### Brief
Below are the records; collect from them each line containing the string "name".

------------------------------------------------------------

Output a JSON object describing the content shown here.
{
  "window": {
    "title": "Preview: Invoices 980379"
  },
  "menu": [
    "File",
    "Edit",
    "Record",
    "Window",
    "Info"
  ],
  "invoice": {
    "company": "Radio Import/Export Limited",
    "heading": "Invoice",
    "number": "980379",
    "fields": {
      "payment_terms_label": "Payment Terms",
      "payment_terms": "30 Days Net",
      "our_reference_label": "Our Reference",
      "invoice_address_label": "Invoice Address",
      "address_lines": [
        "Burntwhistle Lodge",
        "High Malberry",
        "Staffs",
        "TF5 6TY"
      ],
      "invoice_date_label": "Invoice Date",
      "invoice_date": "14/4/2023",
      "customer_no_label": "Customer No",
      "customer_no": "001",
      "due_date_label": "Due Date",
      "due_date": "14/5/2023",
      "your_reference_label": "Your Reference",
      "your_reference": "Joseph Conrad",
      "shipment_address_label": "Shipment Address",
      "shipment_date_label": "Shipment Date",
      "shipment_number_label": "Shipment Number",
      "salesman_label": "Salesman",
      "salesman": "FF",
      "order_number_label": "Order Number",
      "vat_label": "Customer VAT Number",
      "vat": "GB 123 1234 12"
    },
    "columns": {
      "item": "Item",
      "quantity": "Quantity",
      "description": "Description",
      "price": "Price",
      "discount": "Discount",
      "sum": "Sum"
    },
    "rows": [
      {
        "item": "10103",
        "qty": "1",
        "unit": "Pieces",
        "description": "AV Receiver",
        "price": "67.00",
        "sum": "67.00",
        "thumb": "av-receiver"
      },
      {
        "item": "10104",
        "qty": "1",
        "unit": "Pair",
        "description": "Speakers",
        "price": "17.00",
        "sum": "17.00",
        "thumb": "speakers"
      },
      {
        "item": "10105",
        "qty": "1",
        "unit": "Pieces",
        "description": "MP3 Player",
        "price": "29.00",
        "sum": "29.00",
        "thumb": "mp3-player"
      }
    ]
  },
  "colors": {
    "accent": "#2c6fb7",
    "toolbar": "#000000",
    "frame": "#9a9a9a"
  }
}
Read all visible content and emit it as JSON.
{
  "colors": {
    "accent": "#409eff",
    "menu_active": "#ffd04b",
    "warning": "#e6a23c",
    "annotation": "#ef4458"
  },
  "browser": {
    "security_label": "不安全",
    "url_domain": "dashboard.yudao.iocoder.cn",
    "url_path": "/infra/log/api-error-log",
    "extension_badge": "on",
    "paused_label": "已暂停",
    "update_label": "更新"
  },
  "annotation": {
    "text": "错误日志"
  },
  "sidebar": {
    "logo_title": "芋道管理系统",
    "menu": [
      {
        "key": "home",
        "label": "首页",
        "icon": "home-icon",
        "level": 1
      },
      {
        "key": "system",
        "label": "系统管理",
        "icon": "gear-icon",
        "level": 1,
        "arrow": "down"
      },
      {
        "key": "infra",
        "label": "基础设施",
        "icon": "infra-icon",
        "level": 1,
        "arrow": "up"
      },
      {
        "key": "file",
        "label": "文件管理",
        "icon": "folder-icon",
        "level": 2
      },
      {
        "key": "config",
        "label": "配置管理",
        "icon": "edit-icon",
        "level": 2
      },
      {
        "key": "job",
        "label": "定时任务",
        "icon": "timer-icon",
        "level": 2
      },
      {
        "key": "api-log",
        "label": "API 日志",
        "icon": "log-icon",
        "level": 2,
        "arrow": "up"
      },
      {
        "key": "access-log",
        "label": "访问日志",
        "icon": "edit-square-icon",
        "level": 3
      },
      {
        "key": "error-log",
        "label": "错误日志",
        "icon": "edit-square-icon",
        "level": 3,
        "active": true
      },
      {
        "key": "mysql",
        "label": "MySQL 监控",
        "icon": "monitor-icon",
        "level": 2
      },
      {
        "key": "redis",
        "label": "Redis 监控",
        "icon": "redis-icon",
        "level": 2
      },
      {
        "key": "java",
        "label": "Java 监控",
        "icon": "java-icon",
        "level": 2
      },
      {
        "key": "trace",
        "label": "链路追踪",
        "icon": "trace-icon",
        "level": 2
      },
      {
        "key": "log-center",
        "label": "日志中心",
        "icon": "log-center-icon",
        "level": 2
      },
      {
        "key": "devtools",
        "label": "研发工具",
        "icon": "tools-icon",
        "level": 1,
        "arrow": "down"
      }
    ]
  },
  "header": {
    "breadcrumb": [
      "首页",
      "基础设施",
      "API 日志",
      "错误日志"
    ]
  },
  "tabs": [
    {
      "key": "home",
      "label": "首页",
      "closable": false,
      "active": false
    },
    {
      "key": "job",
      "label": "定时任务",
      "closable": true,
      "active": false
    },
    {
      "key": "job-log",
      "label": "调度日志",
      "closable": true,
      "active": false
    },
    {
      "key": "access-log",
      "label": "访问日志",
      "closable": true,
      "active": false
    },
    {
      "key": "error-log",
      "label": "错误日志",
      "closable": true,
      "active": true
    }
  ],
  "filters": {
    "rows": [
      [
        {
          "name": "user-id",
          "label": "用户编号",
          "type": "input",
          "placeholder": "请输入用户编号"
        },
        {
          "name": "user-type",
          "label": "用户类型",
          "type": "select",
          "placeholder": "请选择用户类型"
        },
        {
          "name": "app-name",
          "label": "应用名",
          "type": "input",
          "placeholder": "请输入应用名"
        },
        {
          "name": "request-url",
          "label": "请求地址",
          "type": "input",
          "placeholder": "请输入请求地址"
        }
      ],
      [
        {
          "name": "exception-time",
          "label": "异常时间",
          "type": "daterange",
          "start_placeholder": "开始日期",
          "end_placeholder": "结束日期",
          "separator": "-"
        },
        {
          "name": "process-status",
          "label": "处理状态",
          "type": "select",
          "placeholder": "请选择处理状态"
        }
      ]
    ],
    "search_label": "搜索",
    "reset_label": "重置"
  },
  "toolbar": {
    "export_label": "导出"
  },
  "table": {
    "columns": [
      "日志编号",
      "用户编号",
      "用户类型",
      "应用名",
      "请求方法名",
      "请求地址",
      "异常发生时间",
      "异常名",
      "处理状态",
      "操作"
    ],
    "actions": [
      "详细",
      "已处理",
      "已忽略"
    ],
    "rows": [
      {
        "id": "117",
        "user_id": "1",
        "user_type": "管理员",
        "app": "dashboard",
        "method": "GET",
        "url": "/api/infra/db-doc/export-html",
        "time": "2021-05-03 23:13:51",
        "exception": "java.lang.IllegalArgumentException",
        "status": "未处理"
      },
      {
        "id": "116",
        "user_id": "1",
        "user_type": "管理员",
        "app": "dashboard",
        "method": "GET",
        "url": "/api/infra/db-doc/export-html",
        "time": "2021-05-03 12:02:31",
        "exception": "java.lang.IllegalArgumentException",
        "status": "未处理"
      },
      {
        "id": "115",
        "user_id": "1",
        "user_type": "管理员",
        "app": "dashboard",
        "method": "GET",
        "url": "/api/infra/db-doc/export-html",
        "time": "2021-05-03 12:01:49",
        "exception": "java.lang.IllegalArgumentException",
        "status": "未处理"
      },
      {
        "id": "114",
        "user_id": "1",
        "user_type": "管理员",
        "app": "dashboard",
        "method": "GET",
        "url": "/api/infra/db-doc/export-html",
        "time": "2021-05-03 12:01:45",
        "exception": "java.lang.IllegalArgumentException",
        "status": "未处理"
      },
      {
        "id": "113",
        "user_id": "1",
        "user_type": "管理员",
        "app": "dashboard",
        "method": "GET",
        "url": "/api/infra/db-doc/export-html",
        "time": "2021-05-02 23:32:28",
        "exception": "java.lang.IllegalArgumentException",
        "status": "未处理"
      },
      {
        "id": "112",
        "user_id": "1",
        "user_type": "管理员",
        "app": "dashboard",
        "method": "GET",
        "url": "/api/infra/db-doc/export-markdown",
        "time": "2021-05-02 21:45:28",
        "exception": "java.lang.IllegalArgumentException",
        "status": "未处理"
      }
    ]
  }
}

------------------------------------------------------------

### Task response
          "name": "user-id",
          "name": "user-type",
          "name": "app-name",
          "name": "request-url",
          "name": "exception-time",
          "name": "process-status",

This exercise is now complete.